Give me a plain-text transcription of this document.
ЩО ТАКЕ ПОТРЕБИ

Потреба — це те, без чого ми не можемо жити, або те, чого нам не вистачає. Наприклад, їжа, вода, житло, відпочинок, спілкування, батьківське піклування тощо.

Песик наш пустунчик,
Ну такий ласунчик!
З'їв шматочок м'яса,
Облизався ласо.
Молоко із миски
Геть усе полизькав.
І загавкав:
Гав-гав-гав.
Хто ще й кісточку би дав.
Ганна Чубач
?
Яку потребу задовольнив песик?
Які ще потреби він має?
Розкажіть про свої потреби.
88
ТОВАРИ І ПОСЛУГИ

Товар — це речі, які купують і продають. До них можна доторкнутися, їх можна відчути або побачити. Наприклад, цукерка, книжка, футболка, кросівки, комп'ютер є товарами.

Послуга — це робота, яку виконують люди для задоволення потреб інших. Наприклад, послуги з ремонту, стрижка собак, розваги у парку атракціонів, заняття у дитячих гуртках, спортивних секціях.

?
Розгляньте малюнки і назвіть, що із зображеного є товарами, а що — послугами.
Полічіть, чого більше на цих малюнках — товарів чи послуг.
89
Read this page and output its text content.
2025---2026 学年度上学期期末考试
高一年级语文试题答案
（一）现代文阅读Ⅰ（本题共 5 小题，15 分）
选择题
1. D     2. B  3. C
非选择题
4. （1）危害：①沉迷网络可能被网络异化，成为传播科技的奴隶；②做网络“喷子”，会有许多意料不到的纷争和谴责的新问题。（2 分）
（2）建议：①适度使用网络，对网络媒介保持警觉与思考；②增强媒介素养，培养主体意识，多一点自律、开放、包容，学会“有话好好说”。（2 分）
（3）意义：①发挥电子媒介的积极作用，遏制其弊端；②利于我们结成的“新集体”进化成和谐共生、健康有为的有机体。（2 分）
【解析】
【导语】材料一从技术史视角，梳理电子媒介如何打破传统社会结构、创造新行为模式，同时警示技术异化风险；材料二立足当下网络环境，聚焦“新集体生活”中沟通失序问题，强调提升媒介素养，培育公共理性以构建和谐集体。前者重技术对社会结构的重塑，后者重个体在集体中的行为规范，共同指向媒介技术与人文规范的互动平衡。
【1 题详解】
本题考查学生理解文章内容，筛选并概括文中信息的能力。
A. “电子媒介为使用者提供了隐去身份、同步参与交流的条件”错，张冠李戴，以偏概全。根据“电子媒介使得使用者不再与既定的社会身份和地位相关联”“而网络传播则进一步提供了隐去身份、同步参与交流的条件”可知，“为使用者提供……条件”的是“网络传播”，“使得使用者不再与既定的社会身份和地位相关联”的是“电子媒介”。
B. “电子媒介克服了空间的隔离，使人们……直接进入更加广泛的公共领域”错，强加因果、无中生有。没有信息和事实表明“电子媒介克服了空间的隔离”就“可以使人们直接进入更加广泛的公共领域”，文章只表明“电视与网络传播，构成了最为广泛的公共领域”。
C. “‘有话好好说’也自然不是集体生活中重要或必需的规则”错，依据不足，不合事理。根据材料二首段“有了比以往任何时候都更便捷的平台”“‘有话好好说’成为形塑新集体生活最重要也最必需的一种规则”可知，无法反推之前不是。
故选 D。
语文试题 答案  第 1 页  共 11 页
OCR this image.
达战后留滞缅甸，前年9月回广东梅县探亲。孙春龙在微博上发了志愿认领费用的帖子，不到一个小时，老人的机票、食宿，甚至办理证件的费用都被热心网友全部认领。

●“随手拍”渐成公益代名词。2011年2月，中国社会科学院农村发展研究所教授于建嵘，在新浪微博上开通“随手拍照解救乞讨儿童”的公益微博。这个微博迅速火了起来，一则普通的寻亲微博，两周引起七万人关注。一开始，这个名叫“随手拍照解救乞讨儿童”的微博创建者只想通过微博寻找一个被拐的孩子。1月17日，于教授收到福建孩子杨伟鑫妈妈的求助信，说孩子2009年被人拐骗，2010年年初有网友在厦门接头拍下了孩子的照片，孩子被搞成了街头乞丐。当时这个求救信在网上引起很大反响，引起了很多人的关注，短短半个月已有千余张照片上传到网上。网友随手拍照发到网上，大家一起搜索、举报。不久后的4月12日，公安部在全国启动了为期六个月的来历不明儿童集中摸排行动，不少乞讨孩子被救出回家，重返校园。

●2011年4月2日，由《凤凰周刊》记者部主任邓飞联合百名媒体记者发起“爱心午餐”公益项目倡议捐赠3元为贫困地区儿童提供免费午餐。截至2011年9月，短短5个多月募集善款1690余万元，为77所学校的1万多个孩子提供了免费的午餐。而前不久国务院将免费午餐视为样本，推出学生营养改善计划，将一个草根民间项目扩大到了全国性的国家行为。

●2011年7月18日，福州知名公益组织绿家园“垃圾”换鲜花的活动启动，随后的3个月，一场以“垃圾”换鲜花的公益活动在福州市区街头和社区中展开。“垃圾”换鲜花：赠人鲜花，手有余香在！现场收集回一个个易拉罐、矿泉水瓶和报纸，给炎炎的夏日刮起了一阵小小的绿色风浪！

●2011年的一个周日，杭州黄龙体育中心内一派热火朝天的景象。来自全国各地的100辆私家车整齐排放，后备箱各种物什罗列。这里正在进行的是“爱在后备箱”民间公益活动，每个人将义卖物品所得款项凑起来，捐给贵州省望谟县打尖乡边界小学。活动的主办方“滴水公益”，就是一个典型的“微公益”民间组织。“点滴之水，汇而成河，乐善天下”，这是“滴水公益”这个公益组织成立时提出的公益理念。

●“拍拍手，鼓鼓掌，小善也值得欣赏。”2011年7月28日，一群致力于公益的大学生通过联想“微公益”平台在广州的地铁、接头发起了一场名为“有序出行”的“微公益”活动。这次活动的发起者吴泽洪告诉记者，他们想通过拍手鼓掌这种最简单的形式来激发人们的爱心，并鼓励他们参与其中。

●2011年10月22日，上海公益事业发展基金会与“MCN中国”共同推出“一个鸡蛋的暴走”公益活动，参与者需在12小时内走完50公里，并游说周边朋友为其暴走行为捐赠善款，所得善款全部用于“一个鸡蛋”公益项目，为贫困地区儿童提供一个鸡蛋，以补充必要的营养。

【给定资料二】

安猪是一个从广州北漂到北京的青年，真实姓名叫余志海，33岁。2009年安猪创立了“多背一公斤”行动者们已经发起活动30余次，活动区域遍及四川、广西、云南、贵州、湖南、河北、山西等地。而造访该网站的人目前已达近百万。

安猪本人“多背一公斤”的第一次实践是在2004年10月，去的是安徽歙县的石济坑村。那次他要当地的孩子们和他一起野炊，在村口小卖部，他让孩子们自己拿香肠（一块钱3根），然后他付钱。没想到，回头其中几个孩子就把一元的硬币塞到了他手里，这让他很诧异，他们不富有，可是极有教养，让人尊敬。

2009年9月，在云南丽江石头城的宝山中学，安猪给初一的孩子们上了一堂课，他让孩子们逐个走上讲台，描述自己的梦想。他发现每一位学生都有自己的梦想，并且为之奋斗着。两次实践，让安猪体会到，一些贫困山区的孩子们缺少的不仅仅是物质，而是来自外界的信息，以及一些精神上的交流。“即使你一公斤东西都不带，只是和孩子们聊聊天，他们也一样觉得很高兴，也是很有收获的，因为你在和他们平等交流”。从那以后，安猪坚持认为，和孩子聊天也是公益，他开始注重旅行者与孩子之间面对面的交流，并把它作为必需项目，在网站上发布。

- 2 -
-------
Work to complete:
Extract every entry above as it appears.

Solution for this task:
Give me a plain-text transcription of this document.
ЩО ТАКЕ ПОТРЕБИ

Потреба — це те, без чого ми не можемо жити, або те, чого нам не вистачає. Наприклад, їжа, вода, житло, відпочинок, спілкування, батьківське піклування тощо.

Песик наш пустунчик,
Ну такий ласунчик!
З'їв шматочок м'яса,
Облизався ласо.
Молоко із миски
Геть усе полизькав.
І загавкав:
Гав-гав-гав.
Хто ще й кісточку би дав.
Ганна Чубач
?
Яку потребу задовольнив песик?
Які ще потреби він має?
Розкажіть про свої потреби.
88
ТОВАРИ І ПОСЛУГИ

Товар — це речі, які купують і продають. До них можна доторкнутися, їх можна відчути або побачити. Наприклад, цукерка, книжка, футболка, кросівки, комп'ютер є товарами.

Послуга — це робота, яку виконують люди для задоволення потреб інших. Наприклад, послуги з ремонту, стрижка собак, розваги у парку атракціонів, заняття у дитячих гуртках, спортивних секціях.

?
Розгляньте малюнки і назвіть, що із зображеного є товарами, а що — послугами.
Полічіть, чого більше на цих малюнках — товарів чи послуг.
89
Read this page and output its text content.
2025---2026 学年度上学期期末考试
高一年级语文试题答案
（一）现代文阅读Ⅰ（本题共 5 小题，15 分）
选择题
1. D     2. B  3. C
非选择题
4. （1）危害：①沉迷网络可能被网络异化，成为传播科技的奴隶；②做网络“喷子”，会有许多意料不到的纷争和谴责的新问题。（2 分）
（2）建议：①适度使用网络，对网络媒介保持警觉与思考；②增强媒介素养，培养主体意识，多一点自律、开放、包容，学会“有话好好说”。（2 分）
（3）意义：①发挥电子媒介的积极作用，遏制其弊端；②利于我们结成的“新集体”进化成和谐共生、健康有为的有机体。（2 分）
【解析】
【导语】材料一从技术史视角，梳理电子媒介如何打破传统社会结构、创造新行为模式，同时警示技术异化风险；材料二立足当下网络环境，聚焦“新集体生活”中沟通失序问题，强调提升媒介素养，培育公共理性以构建和谐集体。前者重技术对社会结构的重塑，后者重个体在集体中的行为规范，共同指向媒介技术与人文规范的互动平衡。
【1 题详解】
本题考查学生理解文章内容，筛选并概括文中信息的能力。
A. “电子媒介为使用者提供了隐去身份、同步参与交流的条件”错，张冠李戴，以偏概全。根据“电子媒介使得使用者不再与既定的社会身份和地位相关联”“而网络传播则进一步提供了隐去身份、同步参与交流的条件”可知，“为使用者提供……条件”的是“网络传播”，“使得使用者不再与既定的社会身份和地位相关联”的是“电子媒介”。
B. “电子媒介克服了空间的隔离，使人们……直接进入更加广泛的公共领域”错，强加因果、无中生有。没有信息和事实表明“电子媒介克服了空间的隔离”就“可以使人们直接进入更加广泛的公共领域”，文章只表明“电视与网络传播，构成了最为广泛的公共领域”。
C. “‘有话好好说’也自然不是集体生活中重要或必需的规则”错，依据不足，不合事理。根据材料二首段“有了比以往任何时候都更便捷的平台”“‘有话好好说’成为形塑新集体生活最重要也最必需的一种规则”可知，无法反推之前不是。
故选 D。
语文试题 答案  第 1 页  共 11 页
OCR this image.
达战后留滞缅甸，前年9月回广东梅县探亲。孙春龙在微博上发了志愿认领费用的帖子，不到一个小时，老人的机票、食宿，甚至办理证件的费用都被热心网友全部认领。

●“随手拍”渐成公益代名词。2011年2月，中国社会科学院农村发展研究所教授于建嵘，在新浪微博上开通“随手拍照解救乞讨儿童”的公益微博。这个微博迅速火了起来，一则普通的寻亲微博，两周引起七万人关注。一开始，这个名叫“随手拍照解救乞讨儿童”的微博创建者只想通过微博寻找一个被拐的孩子。1月17日，于教授收到福建孩子杨伟鑫妈妈的求助信，说孩子2009年被人拐骗，2010年年初有网友在厦门接头拍下了孩子的照片，孩子被搞成了街头乞丐。当时这个求救信在网上引起很大反响，引起了很多人的关注，短短半个月已有千余张照片上传到网上。网友随手拍照发到网上，大家一起搜索、举报。不久后的4月12日，公安部在全国启动了为期六个月的来历不明儿童集中摸排行动，不少乞讨孩子被救出回家，重返校园。

●2011年4月2日，由《凤凰周刊》记者部主任邓飞联合百名媒体记者发起“爱心午餐”公益项目倡议捐赠3元为贫困地区儿童提供免费午餐。截至2011年9月，短短5个多月募集善款1690余万元，为77所学校的1万多个孩子提供了免费的午餐。而前不久国务院将免费午餐视为样本，推出学生营养改善计划，将一个草根民间项目扩大到了全国性的国家行为。

●2011年7月18日，福州知名公益组织绿家园“垃圾”换鲜花的活动启动，随后的3个月，一场以“垃圾”换鲜花的公益活动在福州市区街头和社区中展开。“垃圾”换鲜花：赠人鲜花，手有余香在！现场收集回一个个易拉罐、矿泉水瓶和报纸，给炎炎的夏日刮起了一阵小小的绿色风浪！

●2011年的一个周日，杭州黄龙体育中心内一派热火朝天的景象。来自全国各地的100辆私家车整齐排放，后备箱各种物什罗列。这里正在进行的是“爱在后备箱”民间公益活动，每个人将义卖物品所得款项凑起来，捐给贵州省望谟县打尖乡边界小学。活动的主办方“滴水公益”，就是一个典型的“微公益”民间组织。“点滴之水，汇而成河，乐善天下”，这是“滴水公益”这个公益组织成立时提出的公益理念。

●“拍拍手，鼓鼓掌，小善也值得欣赏。”2011年7月28日，一群致力于公益的大学生通过联想“微公益”平台在广州的地铁、接头发起了一场名为“有序出行”的“微公益”活动。这次活动的发起者吴泽洪告诉记者，他们想通过拍手鼓掌这种最简单的形式来激发人们的爱心，并鼓励他们参与其中。

●2011年10月22日，上海公益事业发展基金会与“MCN中国”共同推出“一个鸡蛋的暴走”公益活动，参与者需在12小时内走完50公里，并游说周边朋友为其暴走行为捐赠善款，所得善款全部用于“一个鸡蛋”公益项目，为贫困地区儿童提供一个鸡蛋，以补充必要的营养。

【给定资料二】

安猪是一个从广州北漂到北京的青年，真实姓名叫余志海，33岁。2009年安猪创立了“多背一公斤”行动者们已经发起活动30余次，活动区域遍及四川、广西、云南、贵州、湖南、河北、山西等地。而造访该网站的人目前已达近百万。

安猪本人“多背一公斤”的第一次实践是在2004年10月，去的是安徽歙县的石济坑村。那次他要当地的孩子们和他一起野炊，在村口小卖部，他让孩子们自己拿香肠（一块钱3根），然后他付钱。没想到，回头其中几个孩子就把一元的硬币塞到了他手里，这让他很诧异，他们不富有，可是极有教养，让人尊敬。

2009年9月，在云南丽江石头城的宝山中学，安猪给初一的孩子们上了一堂课，他让孩子们逐个走上讲台，描述自己的梦想。他发现每一位学生都有自己的梦想，并且为之奋斗着。两次实践，让安猪体会到，一些贫困山区的孩子们缺少的不仅仅是物质，而是来自外界的信息，以及一些精神上的交流。“即使你一公斤东西都不带，只是和孩子们聊聊天，他们也一样觉得很高兴，也是很有收获的，因为你在和他们平等交流”。从那以后，安猪坚持认为，和孩子聊天也是公益，他开始注重旅行者与孩子之间面对面的交流，并把它作为必需项目，在网站上发布。

- 2 -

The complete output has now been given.